• [Given exercise]
Reproduce all lines of the listing below in which the word "Target" occurs.

• [Task inputs]
— begin —

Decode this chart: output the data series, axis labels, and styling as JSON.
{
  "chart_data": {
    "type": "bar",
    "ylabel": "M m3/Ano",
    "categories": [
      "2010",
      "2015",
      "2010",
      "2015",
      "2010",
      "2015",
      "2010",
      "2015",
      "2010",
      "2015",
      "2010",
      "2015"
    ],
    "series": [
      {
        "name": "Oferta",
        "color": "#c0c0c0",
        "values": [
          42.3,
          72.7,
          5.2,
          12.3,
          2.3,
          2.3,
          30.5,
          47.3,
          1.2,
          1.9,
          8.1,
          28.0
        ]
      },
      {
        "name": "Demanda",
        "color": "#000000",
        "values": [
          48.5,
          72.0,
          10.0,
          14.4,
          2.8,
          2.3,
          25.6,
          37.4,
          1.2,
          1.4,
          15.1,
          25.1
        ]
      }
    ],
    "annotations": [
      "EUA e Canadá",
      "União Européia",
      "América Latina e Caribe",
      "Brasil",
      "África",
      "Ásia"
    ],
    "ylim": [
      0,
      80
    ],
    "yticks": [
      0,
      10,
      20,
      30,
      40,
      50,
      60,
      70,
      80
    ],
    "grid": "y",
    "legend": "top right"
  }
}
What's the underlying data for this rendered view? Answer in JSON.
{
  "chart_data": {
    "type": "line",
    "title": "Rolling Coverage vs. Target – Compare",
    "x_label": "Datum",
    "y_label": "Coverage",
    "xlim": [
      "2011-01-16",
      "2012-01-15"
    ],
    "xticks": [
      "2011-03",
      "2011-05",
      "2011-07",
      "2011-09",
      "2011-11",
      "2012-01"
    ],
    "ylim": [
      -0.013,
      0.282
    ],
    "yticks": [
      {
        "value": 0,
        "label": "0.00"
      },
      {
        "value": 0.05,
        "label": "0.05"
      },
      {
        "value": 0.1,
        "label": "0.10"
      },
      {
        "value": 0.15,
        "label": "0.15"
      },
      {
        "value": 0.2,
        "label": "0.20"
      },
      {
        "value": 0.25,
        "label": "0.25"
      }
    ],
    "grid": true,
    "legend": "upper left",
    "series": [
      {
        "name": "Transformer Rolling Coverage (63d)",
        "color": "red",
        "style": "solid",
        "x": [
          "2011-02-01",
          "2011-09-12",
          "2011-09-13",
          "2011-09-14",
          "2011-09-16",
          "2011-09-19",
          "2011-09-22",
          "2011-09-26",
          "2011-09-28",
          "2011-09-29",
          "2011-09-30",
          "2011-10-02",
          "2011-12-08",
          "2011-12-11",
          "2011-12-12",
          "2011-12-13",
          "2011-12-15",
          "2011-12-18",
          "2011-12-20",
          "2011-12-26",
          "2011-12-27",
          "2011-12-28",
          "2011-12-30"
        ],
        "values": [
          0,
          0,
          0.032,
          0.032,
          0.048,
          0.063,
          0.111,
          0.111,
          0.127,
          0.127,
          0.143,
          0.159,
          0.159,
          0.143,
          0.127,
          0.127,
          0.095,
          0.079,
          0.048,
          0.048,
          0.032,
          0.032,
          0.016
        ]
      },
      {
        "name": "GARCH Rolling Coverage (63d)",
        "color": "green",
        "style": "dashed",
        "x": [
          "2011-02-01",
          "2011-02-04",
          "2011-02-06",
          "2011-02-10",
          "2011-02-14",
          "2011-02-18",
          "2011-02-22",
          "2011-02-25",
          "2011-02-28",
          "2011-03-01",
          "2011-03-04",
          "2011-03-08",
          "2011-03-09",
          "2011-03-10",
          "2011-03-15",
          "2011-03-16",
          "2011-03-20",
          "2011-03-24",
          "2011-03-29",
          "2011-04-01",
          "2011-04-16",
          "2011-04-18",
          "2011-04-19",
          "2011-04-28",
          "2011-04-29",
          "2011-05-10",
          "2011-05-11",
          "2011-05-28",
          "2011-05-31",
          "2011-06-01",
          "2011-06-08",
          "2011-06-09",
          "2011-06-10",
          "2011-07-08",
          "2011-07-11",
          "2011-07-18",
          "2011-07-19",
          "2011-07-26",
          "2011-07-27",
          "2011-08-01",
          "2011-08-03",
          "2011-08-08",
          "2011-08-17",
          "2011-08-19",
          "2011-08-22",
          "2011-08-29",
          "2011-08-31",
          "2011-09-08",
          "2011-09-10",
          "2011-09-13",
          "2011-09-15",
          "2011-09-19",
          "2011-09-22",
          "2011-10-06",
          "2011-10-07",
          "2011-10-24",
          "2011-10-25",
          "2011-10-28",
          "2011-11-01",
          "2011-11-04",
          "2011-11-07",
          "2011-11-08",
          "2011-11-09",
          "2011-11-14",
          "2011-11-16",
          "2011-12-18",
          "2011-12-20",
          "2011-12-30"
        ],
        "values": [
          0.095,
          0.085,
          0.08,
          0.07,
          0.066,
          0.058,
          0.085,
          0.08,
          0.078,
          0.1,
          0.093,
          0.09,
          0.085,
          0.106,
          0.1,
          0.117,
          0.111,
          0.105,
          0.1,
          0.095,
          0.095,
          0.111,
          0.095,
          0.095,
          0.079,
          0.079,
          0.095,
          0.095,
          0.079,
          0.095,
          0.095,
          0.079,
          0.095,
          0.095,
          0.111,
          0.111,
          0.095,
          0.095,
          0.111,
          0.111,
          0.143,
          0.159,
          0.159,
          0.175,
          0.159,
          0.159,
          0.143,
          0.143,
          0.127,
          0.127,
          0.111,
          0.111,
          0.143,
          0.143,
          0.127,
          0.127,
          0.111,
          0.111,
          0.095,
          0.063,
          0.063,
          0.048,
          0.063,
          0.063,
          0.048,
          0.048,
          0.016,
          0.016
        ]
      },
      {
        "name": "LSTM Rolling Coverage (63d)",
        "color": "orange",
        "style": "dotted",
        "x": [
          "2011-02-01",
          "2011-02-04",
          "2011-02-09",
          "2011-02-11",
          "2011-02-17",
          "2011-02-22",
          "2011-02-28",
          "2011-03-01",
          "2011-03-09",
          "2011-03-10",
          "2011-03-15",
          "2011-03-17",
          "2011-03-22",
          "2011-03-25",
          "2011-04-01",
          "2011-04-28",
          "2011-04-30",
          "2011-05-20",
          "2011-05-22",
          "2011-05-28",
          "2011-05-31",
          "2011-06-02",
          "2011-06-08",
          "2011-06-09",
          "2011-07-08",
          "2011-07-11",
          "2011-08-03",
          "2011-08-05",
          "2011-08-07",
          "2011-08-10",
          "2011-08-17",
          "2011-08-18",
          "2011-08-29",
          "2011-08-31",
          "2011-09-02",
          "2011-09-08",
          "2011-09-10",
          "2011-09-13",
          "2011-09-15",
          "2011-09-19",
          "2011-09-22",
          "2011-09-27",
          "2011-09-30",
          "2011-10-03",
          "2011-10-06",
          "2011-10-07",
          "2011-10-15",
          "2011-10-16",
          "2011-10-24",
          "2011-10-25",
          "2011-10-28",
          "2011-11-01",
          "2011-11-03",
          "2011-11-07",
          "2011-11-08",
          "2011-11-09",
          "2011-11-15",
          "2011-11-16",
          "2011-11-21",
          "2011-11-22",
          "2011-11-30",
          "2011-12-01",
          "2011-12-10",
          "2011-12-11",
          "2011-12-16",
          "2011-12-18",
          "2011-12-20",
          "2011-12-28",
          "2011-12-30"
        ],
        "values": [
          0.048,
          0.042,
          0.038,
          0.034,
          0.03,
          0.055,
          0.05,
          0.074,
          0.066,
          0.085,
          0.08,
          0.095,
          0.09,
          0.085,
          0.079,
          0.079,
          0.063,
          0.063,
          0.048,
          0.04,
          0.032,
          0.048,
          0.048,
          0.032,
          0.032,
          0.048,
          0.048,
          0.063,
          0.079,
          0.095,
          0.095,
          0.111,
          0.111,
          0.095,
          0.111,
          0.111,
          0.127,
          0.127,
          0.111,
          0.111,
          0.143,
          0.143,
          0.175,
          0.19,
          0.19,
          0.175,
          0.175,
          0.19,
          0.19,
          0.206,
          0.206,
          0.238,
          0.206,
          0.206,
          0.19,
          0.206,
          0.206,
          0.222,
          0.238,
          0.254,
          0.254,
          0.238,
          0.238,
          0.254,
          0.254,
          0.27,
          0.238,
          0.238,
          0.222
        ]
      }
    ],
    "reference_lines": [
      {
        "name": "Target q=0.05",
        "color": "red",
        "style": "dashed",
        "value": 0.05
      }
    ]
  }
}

— end —

• [Finished answer]
    "title": "Rolling Coverage vs. Target – Compare",
        "name": "Target q=0.05",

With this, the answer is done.